§ **EXERCISE INSTRUCTIONS**
Collect each line of the records containing the string "Abraham".

§ **DATASET ENTRIES**
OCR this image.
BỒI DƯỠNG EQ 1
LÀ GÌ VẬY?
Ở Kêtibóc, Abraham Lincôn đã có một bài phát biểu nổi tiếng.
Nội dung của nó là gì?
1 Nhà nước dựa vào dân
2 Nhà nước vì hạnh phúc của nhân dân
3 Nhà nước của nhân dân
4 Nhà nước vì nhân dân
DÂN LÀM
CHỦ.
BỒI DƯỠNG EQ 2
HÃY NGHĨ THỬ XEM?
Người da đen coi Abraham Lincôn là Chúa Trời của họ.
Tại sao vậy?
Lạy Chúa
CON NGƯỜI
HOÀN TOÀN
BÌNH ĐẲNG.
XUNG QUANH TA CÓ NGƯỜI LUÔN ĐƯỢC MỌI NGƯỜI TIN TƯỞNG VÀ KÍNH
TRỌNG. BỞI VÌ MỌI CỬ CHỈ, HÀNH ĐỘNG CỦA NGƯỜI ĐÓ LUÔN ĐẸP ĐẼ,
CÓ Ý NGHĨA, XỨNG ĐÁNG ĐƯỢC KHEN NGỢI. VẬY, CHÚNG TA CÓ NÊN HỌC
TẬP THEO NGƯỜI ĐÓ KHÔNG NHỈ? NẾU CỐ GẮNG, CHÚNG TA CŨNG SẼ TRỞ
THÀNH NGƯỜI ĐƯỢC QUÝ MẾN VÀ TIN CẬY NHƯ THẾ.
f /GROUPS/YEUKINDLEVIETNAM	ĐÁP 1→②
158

§ **RESULT BELOW**
Ở Kêtibóc, Abraham Lincôn đã có một bài phát biểu nổi tiếng.
Người da đen coi Abraham Lincôn là Chúa Trời của họ.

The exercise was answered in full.